* REQUIREMENT
Quote the listing below in full and exactly as written, but omit every picture.

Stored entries
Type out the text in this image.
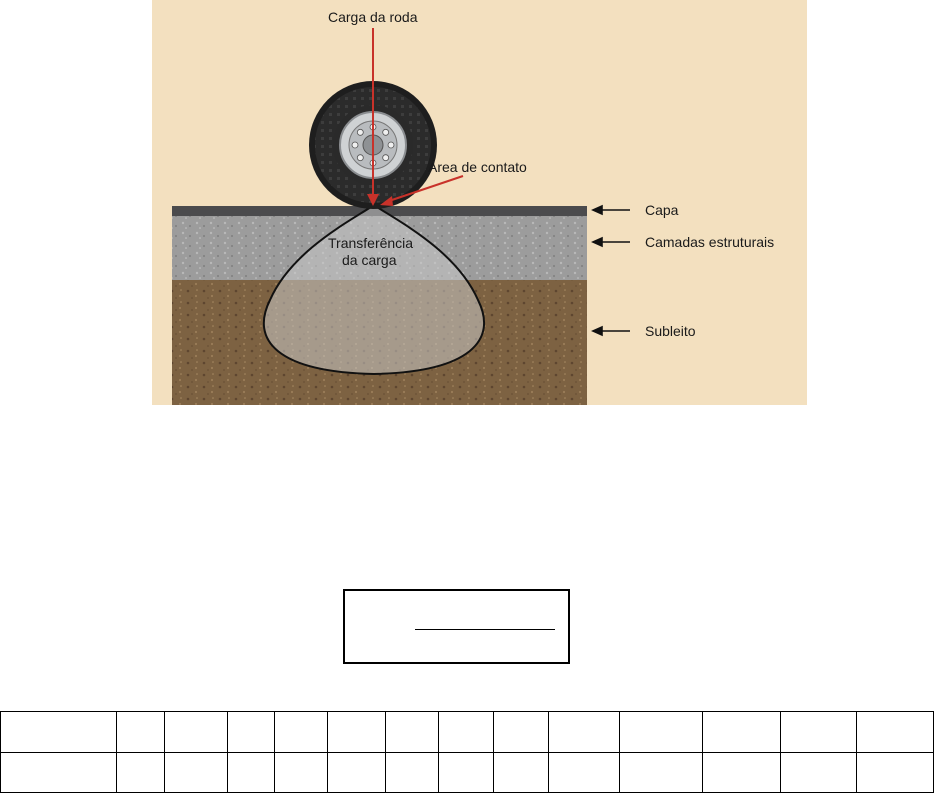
Carga da roda
Área de contato
Transferência
da carga
Capa
Camadas estruturais
Subleito
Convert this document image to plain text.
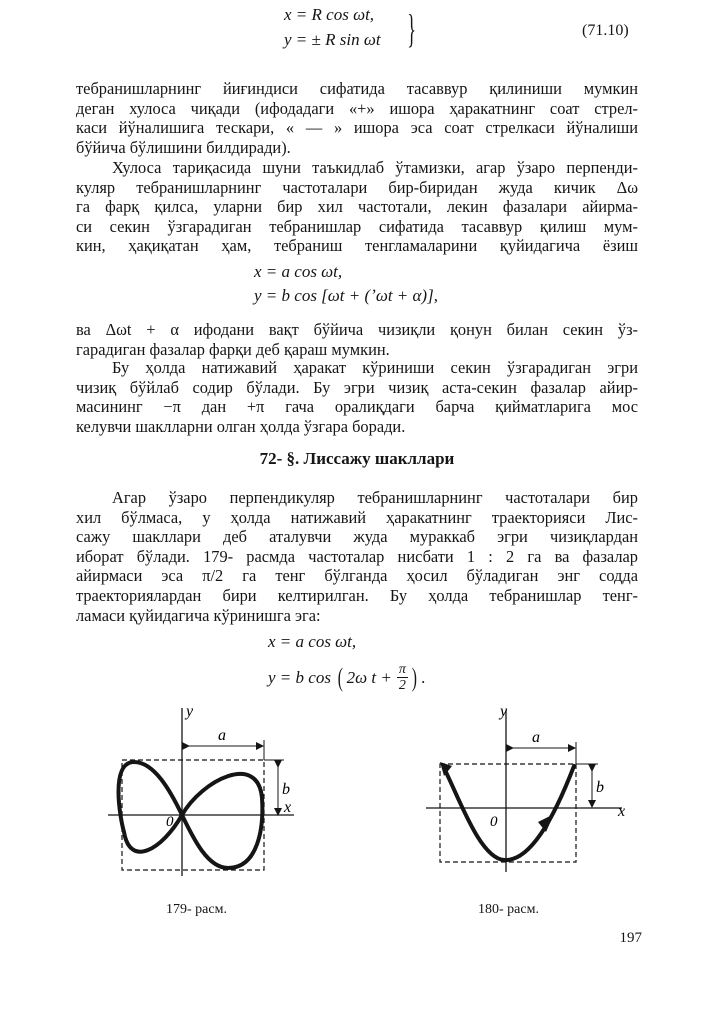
x = R cos ωt,
y = ± R sin ωt }	(71.10)
тебранишларнинг йиғиндиси сифатида тасаввур қилиниши мумкин
деган хулоса чиқади (ифодадаги «+» ишора ҳаракатнинг соат стрел-
каси йўналишига тескари, « — » ишора эса соат стрелкаси йўналиши
бўйича бўлишини билдиради).
Хулоса тариқасида шуни таъкидлаб ўтамизки, агар ўзаро перпенди-
куляр тебранишларнинг частоталари бир-биридан жуда кичик Δω
га фарқ қилса, уларни бир хил частотали, лекин фазалари айирма-
си секин ўзгарадиган тебранишлар сифатида тасаввур қилиш мум-
кин, ҳақиқатан ҳам, тебраниш тенгламаларини қуйидагича ёзиш
x = a cos ωt,
y = b cos [ωt + (ʼωt + α)],
ва Δωt + α ифодани вақт бўйича чизиқли қонун билан секин ўз-
гарадиган фазалар фарқи деб қараш мумкин.
Бу ҳолда натижавий ҳаракат кўриниши секин ўзгарадиган эгри
чизиқ бўйлаб содир бўлади. Бу эгри чизиқ аста-секин фазалар айир-
масининг −π дан +π гача оралиқдаги барча қийматларига мос
келувчи шаклларни олган ҳолда ўзгара боради.
72- §. Лиссажу шакллари
Агар ўзаро перпендикуляр тебранишларнинг частоталари бир
хил бўлмаса, у ҳолда натижавий ҳаракатнинг траекторияси Лис-
сажу шакллари деб аталувчи жуда мураккаб эгри чизиқлардан
иборат бўлади. 179- расмда частоталар нисбати 1 : 2 га ва фазалар
айирмаси эса π/2 га тенг бўлганда ҳосил бўладиган энг содда
траекториялардан бири келтирилган. Бу ҳолда тебранишлар тенг-
ламаси қуйидагича кўринишга эга:
x = a cos ωt,
y = b cos ( 2ω $t + \frac{\pi}{2}$ ) .
y
x
a
b
0
179- расм.
y
x
a
b
0
180- расм.
197
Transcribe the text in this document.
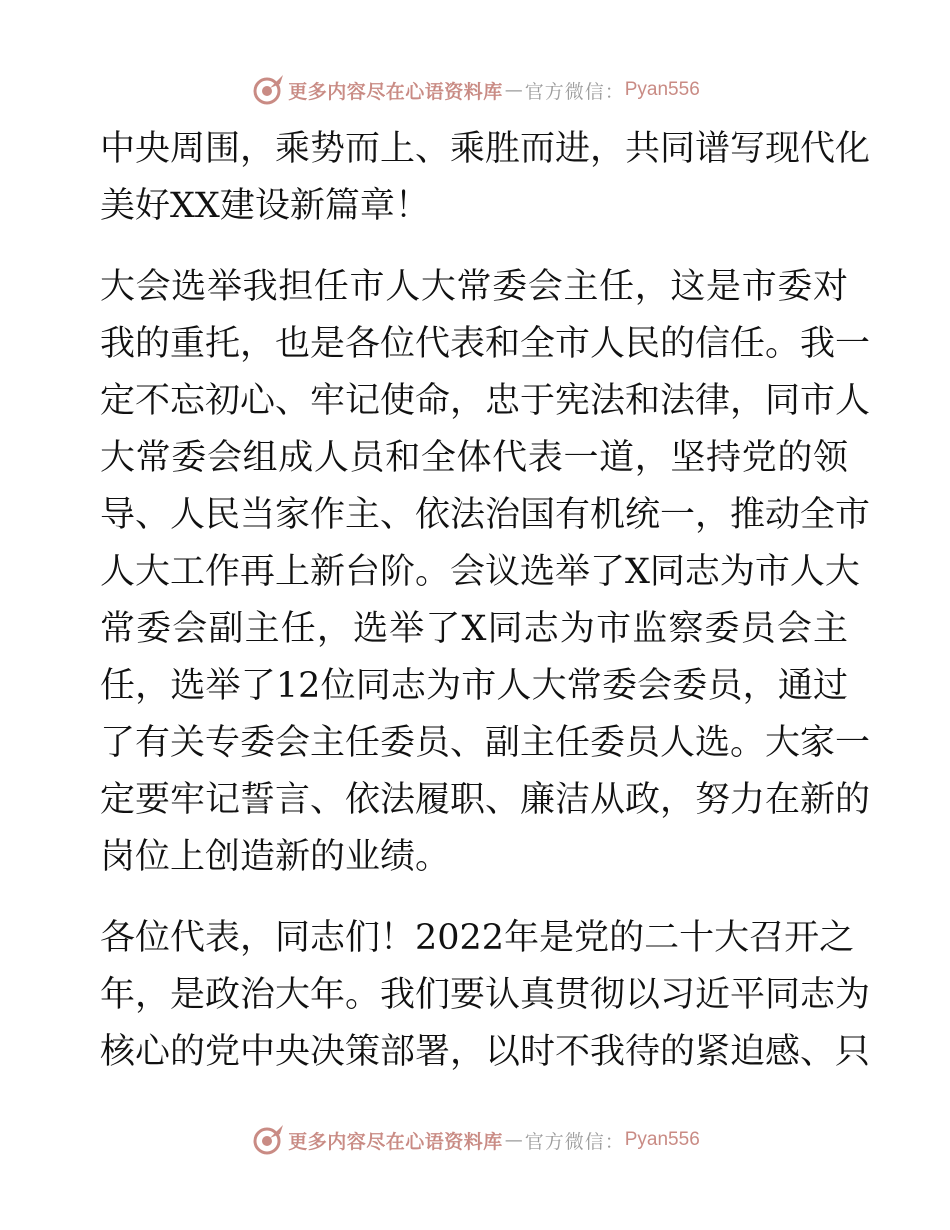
更多内容尽在心语资料库 — 官方微信： Pyan556
中央周围，乘势而上、乘胜而进，共同谱写现代化
美好XX建设新篇章！
大会选举我担任市人大常委会主任，这是市委对
我的重托，也是各位代表和全市人民的信任。我一
定不忘初心、牢记使命，忠于宪法和法律，同市人
大常委会组成人员和全体代表一道，坚持党的领
导、人民当家作主、依法治国有机统一，推动全市
人大工作再上新台阶。会议选举了X同志为市人大
常委会副主任，选举了X同志为市监察委员会主
任，选举了12位同志为市人大常委会委员，通过
了有关专委会主任委员、副主任委员人选。大家一
定要牢记誓言、依法履职、廉洁从政，努力在新的
岗位上创造新的业绩。
各位代表，同志们！2022年是党的二十大召开之
年，是政治大年。我们要认真贯彻以习近平同志为
核心的党中央决策部署，以时不我待的紧迫感、只
更多内容尽在心语资料库 — 官方微信： Pyan556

* EXERCISE RESULT
Type out the text in this image.
Carga da roda
Área de contato
Transferência
da carga
Capa
Camadas estruturais
Subleito
Convert this document image to plain text.
x = R cos ωt,
y = ± R sin ωt }	(71.10)
тебранишларнинг йиғиндиси сифатида тасаввур қилиниши мумкин
деган хулоса чиқади (ифодадаги «+» ишора ҳаракатнинг соат стрел-
каси йўналишига тескари, « — » ишора эса соат стрелкаси йўналиши
бўйича бўлишини билдиради).
Хулоса тариқасида шуни таъкидлаб ўтамизки, агар ўзаро перпенди-
куляр тебранишларнинг частоталари бир-биридан жуда кичик Δω
га фарқ қилса, уларни бир хил частотали, лекин фазалари айирма-
си секин ўзгарадиган тебранишлар сифатида тасаввур қилиш мум-
кин, ҳақиқатан ҳам, тебраниш тенгламаларини қуйидагича ёзиш
x = a cos ωt,
y = b cos [ωt + (ʼωt + α)],
ва Δωt + α ифодани вақт бўйича чизиқли қонун билан секин ўз-
гарадиган фазалар фарқи деб қараш мумкин.
Бу ҳолда натижавий ҳаракат кўриниши секин ўзгарадиган эгри
чизиқ бўйлаб содир бўлади. Бу эгри чизиқ аста-секин фазалар айир-
масининг −π дан +π гача оралиқдаги барча қийматларига мос
келувчи шаклларни олган ҳолда ўзгара боради.
72- §. Лиссажу шакллари
Агар ўзаро перпендикуляр тебранишларнинг частоталари бир
хил бўлмаса, у ҳолда натижавий ҳаракатнинг траекторияси Лис-
сажу шакллари деб аталувчи жуда мураккаб эгри чизиқлардан
иборат бўлади. 179- расмда частоталар нисбати 1 : 2 га ва фазалар
айирмаси эса π/2 га тенг бўлганда ҳосил бўладиган энг содда
траекториялардан бири келтирилган. Бу ҳолда тебранишлар тенг-
ламаси қуйидагича кўринишга эга:
x = a cos ωt,
y = b cos ( 2ω $t + \frac{\pi}{2}$ ) .
y
x
a
b
0
179- расм.
y
x
a
b
0
180- расм.
197
Transcribe the text in this document.
更多内容尽在心语资料库 — 官方微信： Pyan556
中央周围，乘势而上、乘胜而进，共同谱写现代化
美好XX建设新篇章！
大会选举我担任市人大常委会主任，这是市委对
我的重托，也是各位代表和全市人民的信任。我一
定不忘初心、牢记使命，忠于宪法和法律，同市人
大常委会组成人员和全体代表一道，坚持党的领
导、人民当家作主、依法治国有机统一，推动全市
人大工作再上新台阶。会议选举了X同志为市人大
常委会副主任，选举了X同志为市监察委员会主
任，选举了12位同志为市人大常委会委员，通过
了有关专委会主任委员、副主任委员人选。大家一
定要牢记誓言、依法履职、廉洁从政，努力在新的
岗位上创造新的业绩。
各位代表，同志们！2022年是党的二十大召开之
年，是政治大年。我们要认真贯彻以习近平同志为
核心的党中央决策部署，以时不我待的紧迫感、只
更多内容尽在心语资料库 — 官方微信： Pyan556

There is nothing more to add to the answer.